Direction =
Without including any pictures, write out all the entries exactly.

--- Dataset records ---

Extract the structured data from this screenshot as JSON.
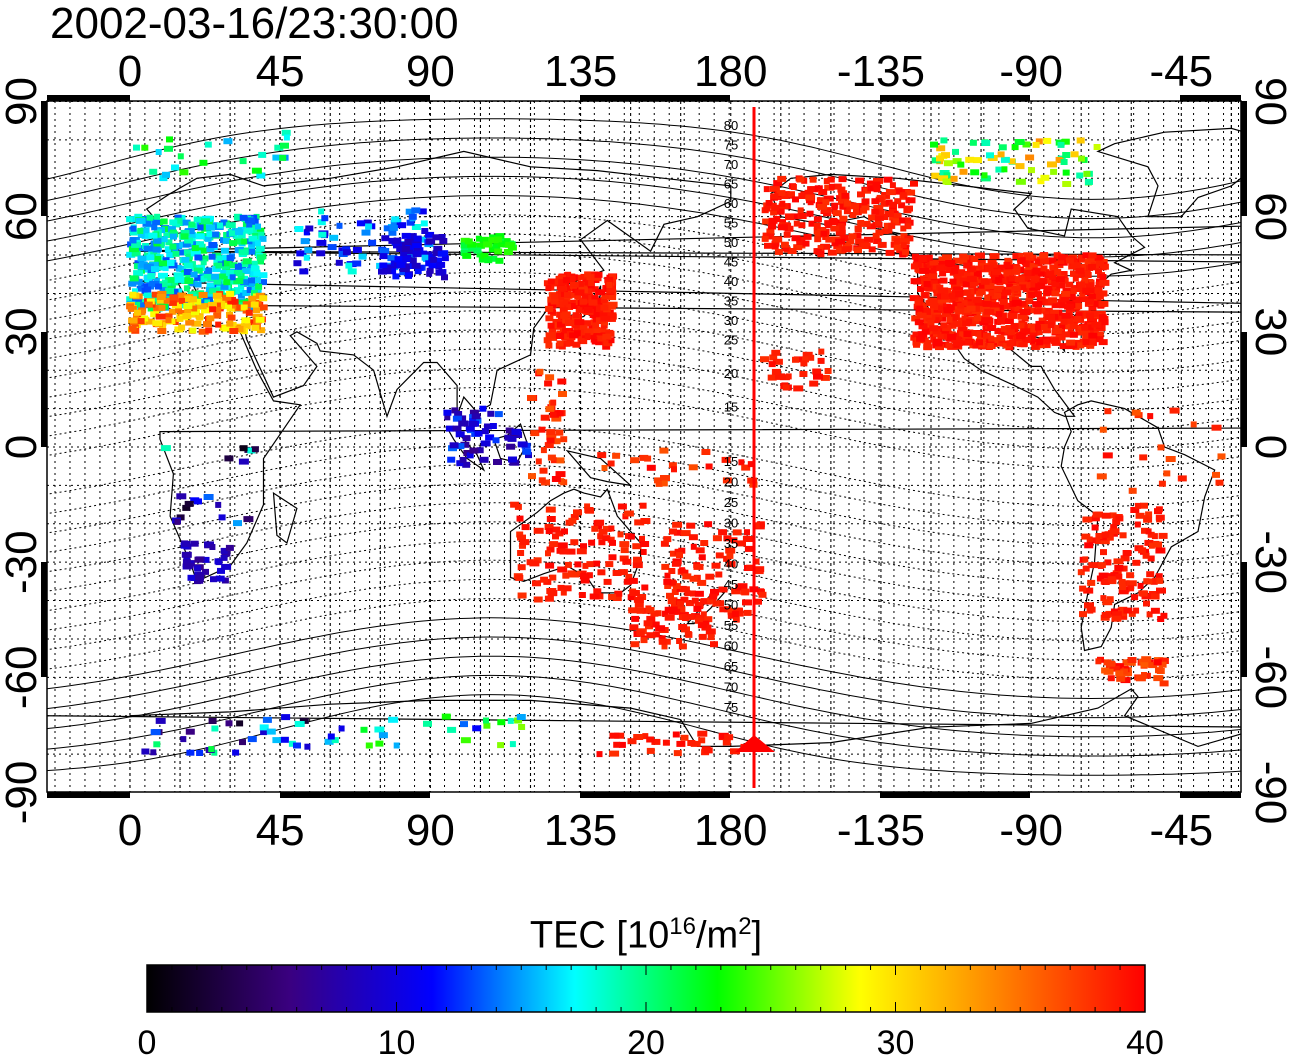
{
  "title": "2002-03-16/23:30:00",
  "map": {
    "lon_ticks_top": [
      "0",
      "45",
      "90",
      "135",
      "180",
      "-135",
      "-90",
      "-45"
    ],
    "lon_ticks_bottom": [
      "0",
      "45",
      "90",
      "135",
      "180",
      "-135",
      "-90",
      "-45"
    ],
    "lat_ticks_left": [
      "90",
      "60",
      "30",
      "0",
      "-30",
      "-60",
      "-90"
    ],
    "lat_ticks_right": [
      "90",
      "60",
      "30",
      "0",
      "-30",
      "-60",
      "-90"
    ],
    "meridian_line_color": "#ff0000",
    "contour_labels_north": [
      "80",
      "75",
      "70",
      "65",
      "60",
      "55",
      "50",
      "45",
      "40",
      "35",
      "30",
      "25",
      "20",
      "15"
    ],
    "contour_labels_south": [
      "15",
      "20",
      "25",
      "30",
      "35",
      "40",
      "45",
      "50",
      "55",
      "60",
      "65",
      "70",
      "75"
    ]
  },
  "colorbar": {
    "title_prefix": "TEC  [10",
    "title_exp1": "16",
    "title_mid": "/m",
    "title_exp2": "2",
    "title_suffix": "]",
    "ticks": [
      "0",
      "10",
      "20",
      "30",
      "40"
    ],
    "min": 0,
    "max": 40,
    "stops": [
      "#000000",
      "#3a0080",
      "#0000ff",
      "#00ffff",
      "#00ff00",
      "#ffff00",
      "#ff8000",
      "#ff0000"
    ]
  }
}
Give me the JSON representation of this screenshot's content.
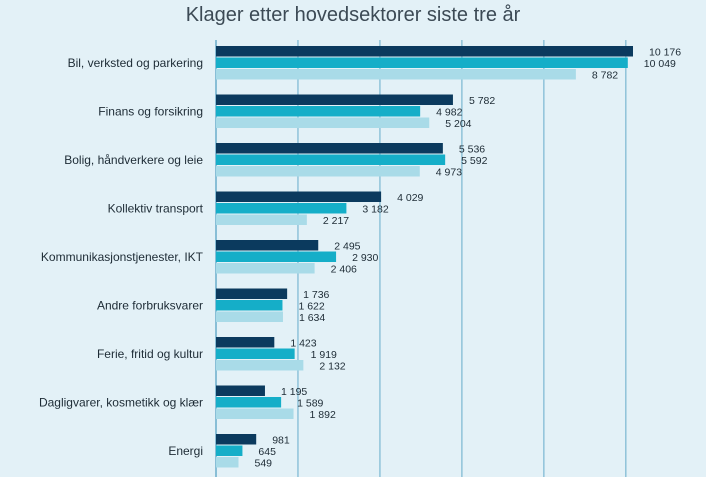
{
  "chart_data": {
    "type": "bar",
    "orientation": "horizontal",
    "title": "Klager etter hovedsektorer siste tre år",
    "categories": [
      "Bil, verksted og parkering",
      "Finans og forsikring",
      "Bolig, håndverkere og leie",
      "Kollektiv transport",
      "Kommunikasjonstjenester, IKT",
      "Andre forbruksvarer",
      "Ferie, fritid og kultur",
      "Dagligvarer, kosmetikk og klær",
      "Energi"
    ],
    "series": [
      {
        "values": [
          10176,
          5782,
          5536,
          4029,
          2495,
          1736,
          1423,
          1195,
          981
        ],
        "labels": [
          "10 176",
          "5 782",
          "5 536",
          "4 029",
          "2 495",
          "1 736",
          "1 423",
          "1 195",
          "981"
        ],
        "color": "#0b3a5e"
      },
      {
        "values": [
          10049,
          4982,
          5592,
          3182,
          2930,
          1622,
          1919,
          1589,
          645
        ],
        "labels": [
          "10 049",
          "4 982",
          "5 592",
          "3 182",
          "2 930",
          "1 622",
          "1 919",
          "1 589",
          "645"
        ],
        "color": "#15aec8"
      },
      {
        "values": [
          8782,
          5204,
          4973,
          2217,
          2406,
          1634,
          2132,
          1892,
          549
        ],
        "labels": [
          "8 782",
          "5 204",
          "4 973",
          "2 217",
          "2 406",
          "1 634",
          "2 132",
          "1 892",
          "549"
        ],
        "color": "#a9dbe8"
      }
    ],
    "xlim": [
      0,
      10500
    ],
    "gridlines": [
      2000,
      4000,
      6000,
      8000,
      10000
    ],
    "grid": true,
    "legend": "none",
    "grid_color": "#8fc3d9",
    "background": "#e3f1f7"
  }
}
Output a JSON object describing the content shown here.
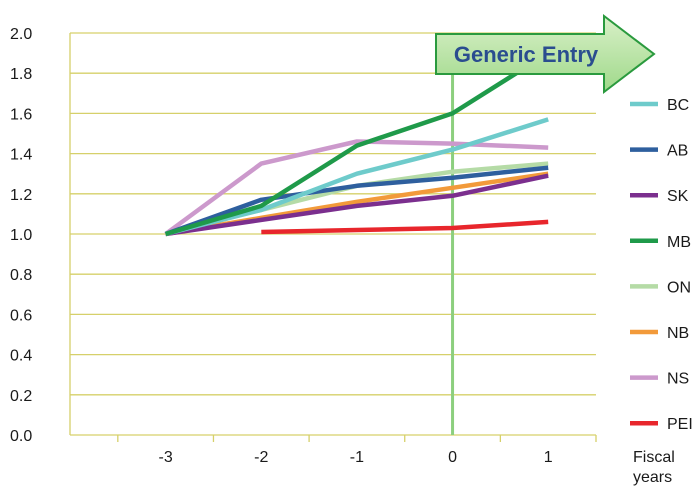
{
  "chart_data": {
    "type": "line",
    "x": [
      -3,
      -2,
      -1,
      0,
      1
    ],
    "xlim": [
      -4,
      1.5
    ],
    "ylim": [
      0,
      2.0
    ],
    "yticks": [
      "0.0",
      "0.2",
      "0.4",
      "0.6",
      "0.8",
      "1.0",
      "1.2",
      "1.4",
      "1.6",
      "1.8",
      "2.0"
    ],
    "xticks": [
      "-3",
      "-2",
      "-1",
      "0",
      "1"
    ],
    "xlabel": "Fiscal years",
    "grid": "horizontal",
    "legend_position": "right",
    "annotation": "Generic Entry",
    "marker_line_x": 0,
    "series": [
      {
        "name": "BC",
        "color": "#6ecbcb",
        "values": [
          1.0,
          1.12,
          1.3,
          1.42,
          1.57
        ]
      },
      {
        "name": "AB",
        "color": "#2e5f9e",
        "values": [
          1.0,
          1.17,
          1.24,
          1.28,
          1.33
        ]
      },
      {
        "name": "SK",
        "color": "#7b2f8e",
        "values": [
          1.0,
          1.07,
          1.14,
          1.19,
          1.29
        ]
      },
      {
        "name": "MB",
        "color": "#1f9a4a",
        "values": [
          1.0,
          1.14,
          1.44,
          1.6,
          1.9
        ]
      },
      {
        "name": "ON",
        "color": "#b5dba6",
        "values": [
          1.0,
          1.12,
          1.24,
          1.31,
          1.35
        ]
      },
      {
        "name": "NB",
        "color": "#f29a3a",
        "values": [
          1.0,
          1.08,
          1.16,
          1.23,
          1.3
        ]
      },
      {
        "name": "NS",
        "color": "#cc99cc",
        "values": [
          1.0,
          1.35,
          1.46,
          1.45,
          1.43
        ]
      },
      {
        "name": "PEI",
        "color": "#e8262c",
        "values": [
          null,
          1.01,
          1.02,
          1.03,
          1.06
        ]
      }
    ]
  }
}
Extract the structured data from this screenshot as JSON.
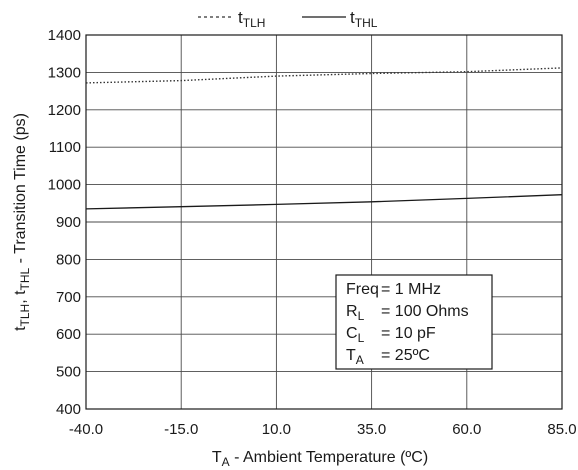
{
  "chart_data": {
    "type": "line",
    "xlabel": {
      "main": "T",
      "sub": "A",
      "rest": " - Ambient Temperature (",
      "unit": "ºC",
      "close": ")"
    },
    "ylabel": {
      "p1": "t",
      "s1": "TLH",
      "p2": ", t",
      "s2": "THL",
      "rest": " - Transition Time (ps)"
    },
    "x_ticks": [
      "-40.0",
      "-15.0",
      "10.0",
      "35.0",
      "60.0",
      "85.0"
    ],
    "y_ticks": [
      "400",
      "500",
      "600",
      "700",
      "800",
      "900",
      "1000",
      "1100",
      "1200",
      "1300",
      "1400"
    ],
    "xlim": [
      -40,
      85
    ],
    "ylim": [
      400,
      1400
    ],
    "grid": true,
    "legend_position": "top-center",
    "series": [
      {
        "name": {
          "main": "t",
          "sub": "TLH"
        },
        "style": "dotted",
        "x": [
          -40,
          -15,
          10,
          35,
          60,
          85
        ],
        "y": [
          1272,
          1278,
          1290,
          1297,
          1302,
          1312
        ]
      },
      {
        "name": {
          "main": "t",
          "sub": "THL"
        },
        "style": "solid",
        "x": [
          -40,
          -15,
          10,
          35,
          60,
          85
        ],
        "y": [
          935,
          941,
          947,
          954,
          963,
          973
        ]
      }
    ],
    "annotation": [
      {
        "main": "Freq",
        "sub": "",
        "value": "= 1 MHz"
      },
      {
        "main": "R",
        "sub": "L",
        "value": "= 100 Ohms"
      },
      {
        "main": "C",
        "sub": "L",
        "value": "= 10 pF"
      },
      {
        "main": "T",
        "sub": "A",
        "value": "= 25ºC"
      }
    ]
  }
}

---

Answer for the task =
Extract the structured data from this screenshot as JSON.
{
  "title": "2002-03-16/23:30:00",
  "map": {
    "lon_ticks_top": [
      "0",
      "45",
      "90",
      "135",
      "180",
      "-135",
      "-90",
      "-45"
    ],
    "lon_ticks_bottom": [
      "0",
      "45",
      "90",
      "135",
      "180",
      "-135",
      "-90",
      "-45"
    ],
    "lat_ticks_left": [
      "90",
      "60",
      "30",
      "0",
      "-30",
      "-60",
      "-90"
    ],
    "lat_ticks_right": [
      "90",
      "60",
      "30",
      "0",
      "-30",
      "-60",
      "-90"
    ],
    "meridian_line_color": "#ff0000",
    "contour_labels_north": [
      "80",
      "75",
      "70",
      "65",
      "60",
      "55",
      "50",
      "45",
      "40",
      "35",
      "30",
      "25",
      "20",
      "15"
    ],
    "contour_labels_south": [
      "15",
      "20",
      "25",
      "30",
      "35",
      "40",
      "45",
      "50",
      "55",
      "60",
      "65",
      "70",
      "75"
    ]
  },
  "colorbar": {
    "title_prefix": "TEC  [10",
    "title_exp1": "16",
    "title_mid": "/m",
    "title_exp2": "2",
    "title_suffix": "]",
    "ticks": [
      "0",
      "10",
      "20",
      "30",
      "40"
    ],
    "min": 0,
    "max": 40,
    "stops": [
      "#000000",
      "#3a0080",
      "#0000ff",
      "#00ffff",
      "#00ff00",
      "#ffff00",
      "#ff8000",
      "#ff0000"
    ]
  }
}
Give me the JSON representation of this screenshot's content.
{
  "chart_data": {
    "type": "bar",
    "orientation": "horizontal",
    "title": "Klager etter hovedsektorer siste tre år",
    "categories": [
      "Bil, verksted og parkering",
      "Finans og forsikring",
      "Bolig, håndverkere og leie",
      "Kollektiv transport",
      "Kommunikasjonstjenester, IKT",
      "Andre forbruksvarer",
      "Ferie, fritid og kultur",
      "Dagligvarer, kosmetikk og klær",
      "Energi"
    ],
    "series": [
      {
        "values": [
          10176,
          5782,
          5536,
          4029,
          2495,
          1736,
          1423,
          1195,
          981
        ],
        "labels": [
          "10 176",
          "5 782",
          "5 536",
          "4 029",
          "2 495",
          "1 736",
          "1 423",
          "1 195",
          "981"
        ],
        "color": "#0b3a5e"
      },
      {
        "values": [
          10049,
          4982,
          5592,
          3182,
          2930,
          1622,
          1919,
          1589,
          645
        ],
        "labels": [
          "10 049",
          "4 982",
          "5 592",
          "3 182",
          "2 930",
          "1 622",
          "1 919",
          "1 589",
          "645"
        ],
        "color": "#15aec8"
      },
      {
        "values": [
          8782,
          5204,
          4973,
          2217,
          2406,
          1634,
          2132,
          1892,
          549
        ],
        "labels": [
          "8 782",
          "5 204",
          "4 973",
          "2 217",
          "2 406",
          "1 634",
          "2 132",
          "1 892",
          "549"
        ],
        "color": "#a9dbe8"
      }
    ],
    "xlim": [
      0,
      10500
    ],
    "gridlines": [
      2000,
      4000,
      6000,
      8000,
      10000
    ],
    "grid": true,
    "legend": "none",
    "grid_color": "#8fc3d9",
    "background": "#e3f1f7"
  }
}
Output a JSON object describing the content shown here.
{
  "chart_data": {
    "type": "line",
    "x": [
      -3,
      -2,
      -1,
      0,
      1
    ],
    "xlim": [
      -4,
      1.5
    ],
    "ylim": [
      0,
      2.0
    ],
    "yticks": [
      "0.0",
      "0.2",
      "0.4",
      "0.6",
      "0.8",
      "1.0",
      "1.2",
      "1.4",
      "1.6",
      "1.8",
      "2.0"
    ],
    "xticks": [
      "-3",
      "-2",
      "-1",
      "0",
      "1"
    ],
    "xlabel": "Fiscal years",
    "grid": "horizontal",
    "legend_position": "right",
    "annotation": "Generic Entry",
    "marker_line_x": 0,
    "series": [
      {
        "name": "BC",
        "color": "#6ecbcb",
        "values": [
          1.0,
          1.12,
          1.3,
          1.42,
          1.57
        ]
      },
      {
        "name": "AB",
        "color": "#2e5f9e",
        "values": [
          1.0,
          1.17,
          1.24,
          1.28,
          1.33
        ]
      },
      {
        "name": "SK",
        "color": "#7b2f8e",
        "values": [
          1.0,
          1.07,
          1.14,
          1.19,
          1.29
        ]
      },
      {
        "name": "MB",
        "color": "#1f9a4a",
        "values": [
          1.0,
          1.14,
          1.44,
          1.6,
          1.9
        ]
      },
      {
        "name": "ON",
        "color": "#b5dba6",
        "values": [
          1.0,
          1.12,
          1.24,
          1.31,
          1.35
        ]
      },
      {
        "name": "NB",
        "color": "#f29a3a",
        "values": [
          1.0,
          1.08,
          1.16,
          1.23,
          1.3
        ]
      },
      {
        "name": "NS",
        "color": "#cc99cc",
        "values": [
          1.0,
          1.35,
          1.46,
          1.45,
          1.43
        ]
      },
      {
        "name": "PEI",
        "color": "#e8262c",
        "values": [
          null,
          1.01,
          1.02,
          1.03,
          1.06
        ]
      }
    ]
  }
}
Extract the structured data from this screenshot as JSON.
{
  "chart_data": {
    "type": "line",
    "xlabel": {
      "main": "T",
      "sub": "A",
      "rest": " - Ambient Temperature (",
      "unit": "ºC",
      "close": ")"
    },
    "ylabel": {
      "p1": "t",
      "s1": "TLH",
      "p2": ", t",
      "s2": "THL",
      "rest": " - Transition Time (ps)"
    },
    "x_ticks": [
      "-40.0",
      "-15.0",
      "10.0",
      "35.0",
      "60.0",
      "85.0"
    ],
    "y_ticks": [
      "400",
      "500",
      "600",
      "700",
      "800",
      "900",
      "1000",
      "1100",
      "1200",
      "1300",
      "1400"
    ],
    "xlim": [
      -40,
      85
    ],
    "ylim": [
      400,
      1400
    ],
    "grid": true,
    "legend_position": "top-center",
    "series": [
      {
        "name": {
          "main": "t",
          "sub": "TLH"
        },
        "style": "dotted",
        "x": [
          -40,
          -15,
          10,
          35,
          60,
          85
        ],
        "y": [
          1272,
          1278,
          1290,
          1297,
          1302,
          1312
        ]
      },
      {
        "name": {
          "main": "t",
          "sub": "THL"
        },
        "style": "solid",
        "x": [
          -40,
          -15,
          10,
          35,
          60,
          85
        ],
        "y": [
          935,
          941,
          947,
          954,
          963,
          973
        ]
      }
    ],
    "annotation": [
      {
        "main": "Freq",
        "sub": "",
        "value": "= 1 MHz"
      },
      {
        "main": "R",
        "sub": "L",
        "value": "= 100 Ohms"
      },
      {
        "main": "C",
        "sub": "L",
        "value": "= 10 pF"
      },
      {
        "main": "T",
        "sub": "A",
        "value": "= 25ºC"
      }
    ]
  }
}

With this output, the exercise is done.